### GIVEN EXERCISE
The listing below should be written out exactly; please include all of it.
-- -- --
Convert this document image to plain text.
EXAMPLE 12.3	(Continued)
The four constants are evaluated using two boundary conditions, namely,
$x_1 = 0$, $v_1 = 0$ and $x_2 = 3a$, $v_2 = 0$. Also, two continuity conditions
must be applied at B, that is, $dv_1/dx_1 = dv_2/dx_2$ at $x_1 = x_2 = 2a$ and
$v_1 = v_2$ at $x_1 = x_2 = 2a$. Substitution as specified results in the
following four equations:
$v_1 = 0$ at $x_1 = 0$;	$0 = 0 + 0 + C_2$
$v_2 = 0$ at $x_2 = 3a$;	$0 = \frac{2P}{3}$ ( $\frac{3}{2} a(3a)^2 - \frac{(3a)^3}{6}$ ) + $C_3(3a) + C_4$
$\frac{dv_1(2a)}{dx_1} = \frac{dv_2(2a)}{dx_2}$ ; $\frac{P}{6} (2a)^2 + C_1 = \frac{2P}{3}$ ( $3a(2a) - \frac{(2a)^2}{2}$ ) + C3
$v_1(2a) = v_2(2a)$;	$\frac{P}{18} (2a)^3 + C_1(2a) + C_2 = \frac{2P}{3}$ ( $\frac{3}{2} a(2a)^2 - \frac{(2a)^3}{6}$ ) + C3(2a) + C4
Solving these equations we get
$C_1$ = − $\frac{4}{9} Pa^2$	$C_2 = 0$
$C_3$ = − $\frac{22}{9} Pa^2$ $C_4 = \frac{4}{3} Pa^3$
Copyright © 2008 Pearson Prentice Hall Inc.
-- -- --
### ANSWER BELOW
Convert this document image to plain text.
EXAMPLE 12.3	(Continued)
The four constants are evaluated using two boundary conditions, namely,
$x_1 = 0$, $v_1 = 0$ and $x_2 = 3a$, $v_2 = 0$. Also, two continuity conditions
must be applied at B, that is, $dv_1/dx_1 = dv_2/dx_2$ at $x_1 = x_2 = 2a$ and
$v_1 = v_2$ at $x_1 = x_2 = 2a$. Substitution as specified results in the
following four equations:
$v_1 = 0$ at $x_1 = 0$;	$0 = 0 + 0 + C_2$
$v_2 = 0$ at $x_2 = 3a$;	$0 = \frac{2P}{3}$ ( $\frac{3}{2} a(3a)^2 - \frac{(3a)^3}{6}$ ) + $C_3(3a) + C_4$
$\frac{dv_1(2a)}{dx_1} = \frac{dv_2(2a)}{dx_2}$ ; $\frac{P}{6} (2a)^2 + C_1 = \frac{2P}{3}$ ( $3a(2a) - \frac{(2a)^2}{2}$ ) + C3
$v_1(2a) = v_2(2a)$;	$\frac{P}{18} (2a)^3 + C_1(2a) + C_2 = \frac{2P}{3}$ ( $\frac{3}{2} a(2a)^2 - \frac{(2a)^3}{6}$ ) + C3(2a) + C4
Solving these equations we get
$C_1$ = − $\frac{4}{9} Pa^2$	$C_2 = 0$
$C_3$ = − $\frac{22}{9} Pa^2$ $C_4 = \frac{4}{3} Pa^3$
Copyright © 2008 Pearson Prentice Hall Inc.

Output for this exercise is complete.